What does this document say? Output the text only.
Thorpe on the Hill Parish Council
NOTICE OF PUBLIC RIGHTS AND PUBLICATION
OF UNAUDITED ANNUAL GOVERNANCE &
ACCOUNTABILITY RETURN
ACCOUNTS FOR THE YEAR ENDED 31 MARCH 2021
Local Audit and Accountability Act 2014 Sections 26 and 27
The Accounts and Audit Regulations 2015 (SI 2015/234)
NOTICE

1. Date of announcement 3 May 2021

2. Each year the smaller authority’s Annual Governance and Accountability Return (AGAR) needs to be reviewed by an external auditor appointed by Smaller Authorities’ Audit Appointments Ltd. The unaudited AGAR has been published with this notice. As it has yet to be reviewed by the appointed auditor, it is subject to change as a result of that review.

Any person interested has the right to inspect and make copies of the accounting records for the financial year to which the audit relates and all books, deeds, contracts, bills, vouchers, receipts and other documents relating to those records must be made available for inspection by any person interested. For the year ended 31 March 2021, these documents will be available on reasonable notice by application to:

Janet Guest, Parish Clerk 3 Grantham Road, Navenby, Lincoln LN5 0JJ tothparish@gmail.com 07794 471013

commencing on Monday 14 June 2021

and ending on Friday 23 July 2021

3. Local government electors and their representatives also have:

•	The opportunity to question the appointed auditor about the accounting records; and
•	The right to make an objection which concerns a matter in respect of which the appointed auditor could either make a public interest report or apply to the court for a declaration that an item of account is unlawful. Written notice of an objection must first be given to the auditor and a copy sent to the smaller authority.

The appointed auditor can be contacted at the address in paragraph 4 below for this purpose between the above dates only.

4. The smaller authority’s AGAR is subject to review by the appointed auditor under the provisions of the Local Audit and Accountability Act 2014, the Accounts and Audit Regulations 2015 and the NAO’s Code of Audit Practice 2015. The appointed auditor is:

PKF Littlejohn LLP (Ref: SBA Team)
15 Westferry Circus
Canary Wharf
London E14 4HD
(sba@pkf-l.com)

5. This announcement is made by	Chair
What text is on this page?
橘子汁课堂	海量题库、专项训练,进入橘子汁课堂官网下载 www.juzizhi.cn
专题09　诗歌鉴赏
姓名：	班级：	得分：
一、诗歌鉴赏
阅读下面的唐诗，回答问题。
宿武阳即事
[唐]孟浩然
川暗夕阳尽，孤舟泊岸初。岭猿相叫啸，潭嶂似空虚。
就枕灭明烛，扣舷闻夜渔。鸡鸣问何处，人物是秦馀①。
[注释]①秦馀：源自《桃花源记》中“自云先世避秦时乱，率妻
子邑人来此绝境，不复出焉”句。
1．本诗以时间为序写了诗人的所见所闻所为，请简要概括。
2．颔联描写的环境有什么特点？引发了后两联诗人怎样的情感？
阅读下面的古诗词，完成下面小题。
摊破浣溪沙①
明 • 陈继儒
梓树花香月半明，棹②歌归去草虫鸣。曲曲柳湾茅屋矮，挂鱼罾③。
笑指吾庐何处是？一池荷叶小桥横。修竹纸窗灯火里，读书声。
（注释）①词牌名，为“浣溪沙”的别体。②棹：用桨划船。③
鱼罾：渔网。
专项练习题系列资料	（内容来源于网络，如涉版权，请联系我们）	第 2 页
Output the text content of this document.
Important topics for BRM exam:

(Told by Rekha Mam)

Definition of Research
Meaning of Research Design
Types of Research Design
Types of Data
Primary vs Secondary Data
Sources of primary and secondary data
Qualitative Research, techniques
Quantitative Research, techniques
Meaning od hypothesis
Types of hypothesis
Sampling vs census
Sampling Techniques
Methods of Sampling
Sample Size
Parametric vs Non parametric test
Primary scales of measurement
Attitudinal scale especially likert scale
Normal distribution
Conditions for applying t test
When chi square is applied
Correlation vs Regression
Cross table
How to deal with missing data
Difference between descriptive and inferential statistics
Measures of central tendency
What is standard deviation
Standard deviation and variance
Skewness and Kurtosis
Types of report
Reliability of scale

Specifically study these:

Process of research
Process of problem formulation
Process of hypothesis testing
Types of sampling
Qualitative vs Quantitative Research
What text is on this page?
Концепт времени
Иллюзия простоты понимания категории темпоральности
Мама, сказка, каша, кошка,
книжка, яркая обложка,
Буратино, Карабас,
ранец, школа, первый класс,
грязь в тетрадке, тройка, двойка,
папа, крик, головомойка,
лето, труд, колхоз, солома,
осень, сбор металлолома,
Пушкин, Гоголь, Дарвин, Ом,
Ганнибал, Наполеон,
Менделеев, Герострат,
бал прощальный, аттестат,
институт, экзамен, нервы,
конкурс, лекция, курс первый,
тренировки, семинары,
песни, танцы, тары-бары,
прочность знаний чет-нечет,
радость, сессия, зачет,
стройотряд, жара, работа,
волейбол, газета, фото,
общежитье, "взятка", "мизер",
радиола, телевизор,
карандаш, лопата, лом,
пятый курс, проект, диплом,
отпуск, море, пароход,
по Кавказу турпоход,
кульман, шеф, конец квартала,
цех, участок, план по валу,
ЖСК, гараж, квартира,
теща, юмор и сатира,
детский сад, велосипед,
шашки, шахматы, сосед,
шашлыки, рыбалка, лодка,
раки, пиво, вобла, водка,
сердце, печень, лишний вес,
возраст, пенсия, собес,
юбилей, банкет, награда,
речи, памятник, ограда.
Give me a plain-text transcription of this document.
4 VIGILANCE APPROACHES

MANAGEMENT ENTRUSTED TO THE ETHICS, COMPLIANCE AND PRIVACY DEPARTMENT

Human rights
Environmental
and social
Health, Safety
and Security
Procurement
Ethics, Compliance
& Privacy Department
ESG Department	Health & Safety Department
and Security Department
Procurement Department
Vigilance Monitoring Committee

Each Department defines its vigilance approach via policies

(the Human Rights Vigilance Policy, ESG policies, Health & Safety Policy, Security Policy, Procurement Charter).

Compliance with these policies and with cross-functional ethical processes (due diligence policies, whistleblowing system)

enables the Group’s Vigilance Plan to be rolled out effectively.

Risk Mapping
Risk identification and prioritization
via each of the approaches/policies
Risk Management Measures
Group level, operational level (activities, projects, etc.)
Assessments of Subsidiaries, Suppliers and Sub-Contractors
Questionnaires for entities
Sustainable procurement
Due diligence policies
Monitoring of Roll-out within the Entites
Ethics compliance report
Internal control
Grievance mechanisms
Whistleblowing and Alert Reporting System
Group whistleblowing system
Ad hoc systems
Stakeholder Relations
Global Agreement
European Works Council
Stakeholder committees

##########

Copy out every entry again, exactly as it was given.

• Task output
What does this document say? Output the text only.
Thorpe on the Hill Parish Council
NOTICE OF PUBLIC RIGHTS AND PUBLICATION
OF UNAUDITED ANNUAL GOVERNANCE &
ACCOUNTABILITY RETURN
ACCOUNTS FOR THE YEAR ENDED 31 MARCH 2021
Local Audit and Accountability Act 2014 Sections 26 and 27
The Accounts and Audit Regulations 2015 (SI 2015/234)
NOTICE

1. Date of announcement 3 May 2021

2. Each year the smaller authority’s Annual Governance and Accountability Return (AGAR) needs to be reviewed by an external auditor appointed by Smaller Authorities’ Audit Appointments Ltd. The unaudited AGAR has been published with this notice. As it has yet to be reviewed by the appointed auditor, it is subject to change as a result of that review.

Any person interested has the right to inspect and make copies of the accounting records for the financial year to which the audit relates and all books, deeds, contracts, bills, vouchers, receipts and other documents relating to those records must be made available for inspection by any person interested. For the year ended 31 March 2021, these documents will be available on reasonable notice by application to:

Janet Guest, Parish Clerk 3 Grantham Road, Navenby, Lincoln LN5 0JJ tothparish@gmail.com 07794 471013

commencing on Monday 14 June 2021

and ending on Friday 23 July 2021

3. Local government electors and their representatives also have:

•	The opportunity to question the appointed auditor about the accounting records; and
•	The right to make an objection which concerns a matter in respect of which the appointed auditor could either make a public interest report or apply to the court for a declaration that an item of account is unlawful. Written notice of an objection must first be given to the auditor and a copy sent to the smaller authority.

The appointed auditor can be contacted at the address in paragraph 4 below for this purpose between the above dates only.

4. The smaller authority’s AGAR is subject to review by the appointed auditor under the provisions of the Local Audit and Accountability Act 2014, the Accounts and Audit Regulations 2015 and the NAO’s Code of Audit Practice 2015. The appointed auditor is:

PKF Littlejohn LLP (Ref: SBA Team)
15 Westferry Circus
Canary Wharf
London E14 4HD
(sba@pkf-l.com)

5. This announcement is made by	Chair
What text is on this page?
橘子汁课堂	海量题库、专项训练,进入橘子汁课堂官网下载 www.juzizhi.cn
专题09　诗歌鉴赏
姓名：	班级：	得分：
一、诗歌鉴赏
阅读下面的唐诗，回答问题。
宿武阳即事
[唐]孟浩然
川暗夕阳尽，孤舟泊岸初。岭猿相叫啸，潭嶂似空虚。
就枕灭明烛，扣舷闻夜渔。鸡鸣问何处，人物是秦馀①。
[注释]①秦馀：源自《桃花源记》中“自云先世避秦时乱，率妻
子邑人来此绝境，不复出焉”句。
1．本诗以时间为序写了诗人的所见所闻所为，请简要概括。
2．颔联描写的环境有什么特点？引发了后两联诗人怎样的情感？
阅读下面的古诗词，完成下面小题。
摊破浣溪沙①
明 • 陈继儒
梓树花香月半明，棹②歌归去草虫鸣。曲曲柳湾茅屋矮，挂鱼罾③。
笑指吾庐何处是？一池荷叶小桥横。修竹纸窗灯火里，读书声。
（注释）①词牌名，为“浣溪沙”的别体。②棹：用桨划船。③
鱼罾：渔网。
专项练习题系列资料	（内容来源于网络，如涉版权，请联系我们）	第 2 页
Output the text content of this document.
Important topics for BRM exam:

(Told by Rekha Mam)

Definition of Research
Meaning of Research Design
Types of Research Design
Types of Data
Primary vs Secondary Data
Sources of primary and secondary data
Qualitative Research, techniques
Quantitative Research, techniques
Meaning od hypothesis
Types of hypothesis
Sampling vs census
Sampling Techniques
Methods of Sampling
Sample Size
Parametric vs Non parametric test
Primary scales of measurement
Attitudinal scale especially likert scale
Normal distribution
Conditions for applying t test
When chi square is applied
Correlation vs Regression
Cross table
How to deal with missing data
Difference between descriptive and inferential statistics
Measures of central tendency
What is standard deviation
Standard deviation and variance
Skewness and Kurtosis
Types of report
Reliability of scale

Specifically study these:

Process of research
Process of problem formulation
Process of hypothesis testing
Types of sampling
Qualitative vs Quantitative Research
What text is on this page?
Концепт времени
Иллюзия простоты понимания категории темпоральности
Мама, сказка, каша, кошка,
книжка, яркая обложка,
Буратино, Карабас,
ранец, школа, первый класс,
грязь в тетрадке, тройка, двойка,
папа, крик, головомойка,
лето, труд, колхоз, солома,
осень, сбор металлолома,
Пушкин, Гоголь, Дарвин, Ом,
Ганнибал, Наполеон,
Менделеев, Герострат,
бал прощальный, аттестат,
институт, экзамен, нервы,
конкурс, лекция, курс первый,
тренировки, семинары,
песни, танцы, тары-бары,
прочность знаний чет-нечет,
радость, сессия, зачет,
стройотряд, жара, работа,
волейбол, газета, фото,
общежитье, "взятка", "мизер",
радиола, телевизор,
карандаш, лопата, лом,
пятый курс, проект, диплом,
отпуск, море, пароход,
по Кавказу турпоход,
кульман, шеф, конец квартала,
цех, участок, план по валу,
ЖСК, гараж, квартира,
теща, юмор и сатира,
детский сад, велосипед,
шашки, шахматы, сосед,
шашлыки, рыбалка, лодка,
раки, пиво, вобла, водка,
сердце, печень, лишний вес,
возраст, пенсия, собес,
юбилей, банкет, награда,
речи, памятник, ограда.
Give me a plain-text transcription of this document.
4 VIGILANCE APPROACHES

MANAGEMENT ENTRUSTED TO THE ETHICS, COMPLIANCE AND PRIVACY DEPARTMENT

Human rights
Environmental
and social
Health, Safety
and Security
Procurement
Ethics, Compliance
& Privacy Department
ESG Department	Health & Safety Department
and Security Department
Procurement Department
Vigilance Monitoring Committee

Each Department defines its vigilance approach via policies

(the Human Rights Vigilance Policy, ESG policies, Health & Safety Policy, Security Policy, Procurement Charter).

Compliance with these policies and with cross-functional ethical processes (due diligence policies, whistleblowing system)

enables the Group’s Vigilance Plan to be rolled out effectively.

Risk Mapping
Risk identification and prioritization
via each of the approaches/policies
Risk Management Measures
Group level, operational level (activities, projects, etc.)
Assessments of Subsidiaries, Suppliers and Sub-Contractors
Questionnaires for entities
Sustainable procurement
Due diligence policies
Monitoring of Roll-out within the Entites
Ethics compliance report
Internal control
Grievance mechanisms
Whistleblowing and Alert Reporting System
Group whistleblowing system
Ad hoc systems
Stakeholder Relations
Global Agreement
European Works Council
Stakeholder committees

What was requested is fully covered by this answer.